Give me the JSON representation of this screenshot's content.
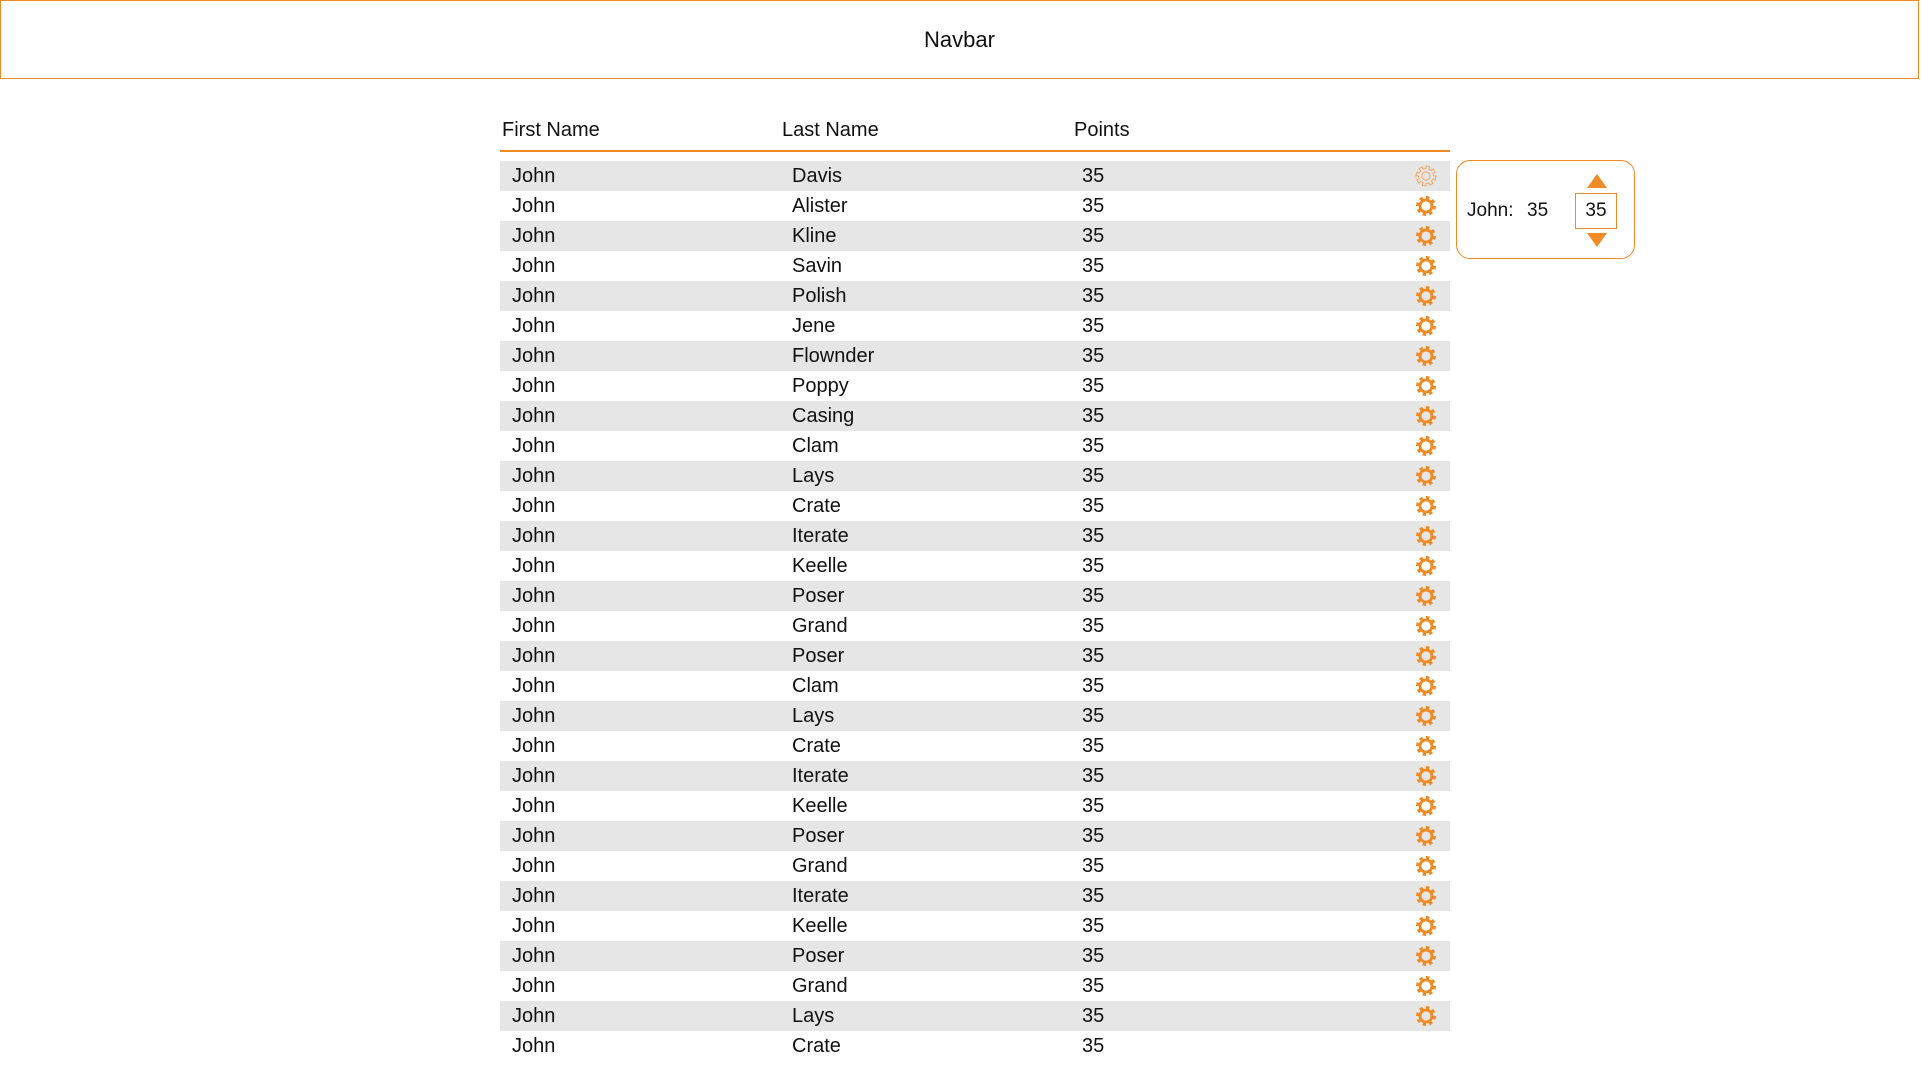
{
  "navbar": {
    "title": "Navbar"
  },
  "colors": {
    "accent": "#f08a24",
    "row_shade": "#e6e6e6"
  },
  "table": {
    "headers": {
      "first": "First Name",
      "last": "Last Name",
      "points": "Points"
    },
    "rows": [
      {
        "first": "John",
        "last": "Davis",
        "points": "35",
        "icon": "gear-icon",
        "icon_state": "selected"
      },
      {
        "first": "John",
        "last": "Alister",
        "points": "35",
        "icon": "gear-icon"
      },
      {
        "first": "John",
        "last": "Kline",
        "points": "35",
        "icon": "gear-icon"
      },
      {
        "first": "John",
        "last": "Savin",
        "points": "35",
        "icon": "gear-icon"
      },
      {
        "first": "John",
        "last": "Polish",
        "points": "35",
        "icon": "gear-icon"
      },
      {
        "first": "John",
        "last": "Jene",
        "points": "35",
        "icon": "gear-icon"
      },
      {
        "first": "John",
        "last": "Flownder",
        "points": "35",
        "icon": "gear-icon"
      },
      {
        "first": "John",
        "last": "Poppy",
        "points": "35",
        "icon": "gear-icon"
      },
      {
        "first": "John",
        "last": "Casing",
        "points": "35",
        "icon": "gear-icon"
      },
      {
        "first": "John",
        "last": "Clam",
        "points": "35",
        "icon": "gear-icon"
      },
      {
        "first": "John",
        "last": "Lays",
        "points": "35",
        "icon": "gear-icon"
      },
      {
        "first": "John",
        "last": "Crate",
        "points": "35",
        "icon": "gear-icon"
      },
      {
        "first": "John",
        "last": "Iterate",
        "points": "35",
        "icon": "gear-icon"
      },
      {
        "first": "John",
        "last": "Keelle",
        "points": "35",
        "icon": "gear-icon"
      },
      {
        "first": "John",
        "last": "Poser",
        "points": "35",
        "icon": "gear-icon"
      },
      {
        "first": "John",
        "last": "Grand",
        "points": "35",
        "icon": "gear-icon"
      },
      {
        "first": "John",
        "last": "Poser",
        "points": "35",
        "icon": "gear-icon"
      },
      {
        "first": "John",
        "last": "Clam",
        "points": "35",
        "icon": "gear-icon"
      },
      {
        "first": "John",
        "last": "Lays",
        "points": "35",
        "icon": "gear-icon"
      },
      {
        "first": "John",
        "last": "Crate",
        "points": "35",
        "icon": "gear-icon"
      },
      {
        "first": "John",
        "last": "Iterate",
        "points": "35",
        "icon": "gear-icon"
      },
      {
        "first": "John",
        "last": "Keelle",
        "points": "35",
        "icon": "gear-icon"
      },
      {
        "first": "John",
        "last": "Poser",
        "points": "35",
        "icon": "gear-icon"
      },
      {
        "first": "John",
        "last": "Grand",
        "points": "35",
        "icon": "gear-icon"
      },
      {
        "first": "John",
        "last": "Iterate",
        "points": "35",
        "icon": "gear-icon"
      },
      {
        "first": "John",
        "last": "Keelle",
        "points": "35",
        "icon": "gear-icon"
      },
      {
        "first": "John",
        "last": "Poser",
        "points": "35",
        "icon": "gear-icon"
      },
      {
        "first": "John",
        "last": "Grand",
        "points": "35",
        "icon": "gear-icon"
      },
      {
        "first": "John",
        "last": "Lays",
        "points": "35",
        "icon": "gear-icon"
      },
      {
        "first": "John",
        "last": "Crate",
        "points": "35",
        "icon": ""
      }
    ]
  },
  "editor": {
    "label": "John:",
    "current_value": "35",
    "input_value": "35",
    "increment_icon": "triangle-up-icon",
    "decrement_icon": "triangle-down-icon"
  }
}
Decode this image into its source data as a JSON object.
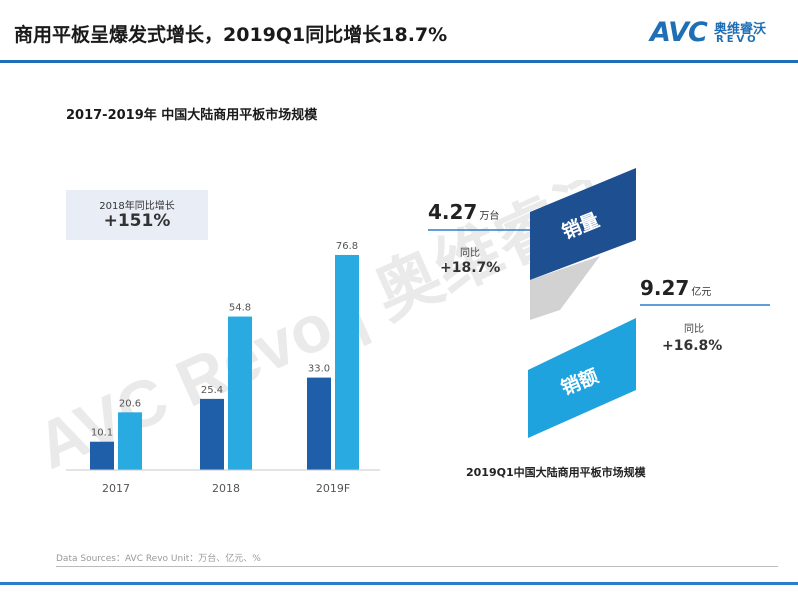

★ ★ ★ ★ ★ ★ ★

_THE EXERCISE_: Can you repeat every record above exactly, apart from the pictures?

_RESULT_:
Give me the JSON representation of this screenshot's content.
{
  "navbar": {
    "title": "Navbar"
  },
  "colors": {
    "accent": "#f08a24",
    "row_shade": "#e6e6e6"
  },
  "table": {
    "headers": {
      "first": "First Name",
      "last": "Last Name",
      "points": "Points"
    },
    "rows": [
      {
        "first": "John",
        "last": "Davis",
        "points": "35",
        "icon": "gear-icon",
        "icon_state": "selected"
      },
      {
        "first": "John",
        "last": "Alister",
        "points": "35",
        "icon": "gear-icon"
      },
      {
        "first": "John",
        "last": "Kline",
        "points": "35",
        "icon": "gear-icon"
      },
      {
        "first": "John",
        "last": "Savin",
        "points": "35",
        "icon": "gear-icon"
      },
      {
        "first": "John",
        "last": "Polish",
        "points": "35",
        "icon": "gear-icon"
      },
      {
        "first": "John",
        "last": "Jene",
        "points": "35",
        "icon": "gear-icon"
      },
      {
        "first": "John",
        "last": "Flownder",
        "points": "35",
        "icon": "gear-icon"
      },
      {
        "first": "John",
        "last": "Poppy",
        "points": "35",
        "icon": "gear-icon"
      },
      {
        "first": "John",
        "last": "Casing",
        "points": "35",
        "icon": "gear-icon"
      },
      {
        "first": "John",
        "last": "Clam",
        "points": "35",
        "icon": "gear-icon"
      },
      {
        "first": "John",
        "last": "Lays",
        "points": "35",
        "icon": "gear-icon"
      },
      {
        "first": "John",
        "last": "Crate",
        "points": "35",
        "icon": "gear-icon"
      },
      {
        "first": "John",
        "last": "Iterate",
        "points": "35",
        "icon": "gear-icon"
      },
      {
        "first": "John",
        "last": "Keelle",
        "points": "35",
        "icon": "gear-icon"
      },
      {
        "first": "John",
        "last": "Poser",
        "points": "35",
        "icon": "gear-icon"
      },
      {
        "first": "John",
        "last": "Grand",
        "points": "35",
        "icon": "gear-icon"
      },
      {
        "first": "John",
        "last": "Poser",
        "points": "35",
        "icon": "gear-icon"
      },
      {
        "first": "John",
        "last": "Clam",
        "points": "35",
        "icon": "gear-icon"
      },
      {
        "first": "John",
        "last": "Lays",
        "points": "35",
        "icon": "gear-icon"
      },
      {
        "first": "John",
        "last": "Crate",
        "points": "35",
        "icon": "gear-icon"
      },
      {
        "first": "John",
        "last": "Iterate",
        "points": "35",
        "icon": "gear-icon"
      },
      {
        "first": "John",
        "last": "Keelle",
        "points": "35",
        "icon": "gear-icon"
      },
      {
        "first": "John",
        "last": "Poser",
        "points": "35",
        "icon": "gear-icon"
      },
      {
        "first": "John",
        "last": "Grand",
        "points": "35",
        "icon": "gear-icon"
      },
      {
        "first": "John",
        "last": "Iterate",
        "points": "35",
        "icon": "gear-icon"
      },
      {
        "first": "John",
        "last": "Keelle",
        "points": "35",
        "icon": "gear-icon"
      },
      {
        "first": "John",
        "last": "Poser",
        "points": "35",
        "icon": "gear-icon"
      },
      {
        "first": "John",
        "last": "Grand",
        "points": "35",
        "icon": "gear-icon"
      },
      {
        "first": "John",
        "last": "Lays",
        "points": "35",
        "icon": "gear-icon"
      },
      {
        "first": "John",
        "last": "Crate",
        "points": "35",
        "icon": ""
      }
    ]
  },
  "editor": {
    "label": "John:",
    "current_value": "35",
    "input_value": "35",
    "increment_icon": "triangle-up-icon",
    "decrement_icon": "triangle-down-icon"
  }
}
Decode this image into its source data as a JSON object.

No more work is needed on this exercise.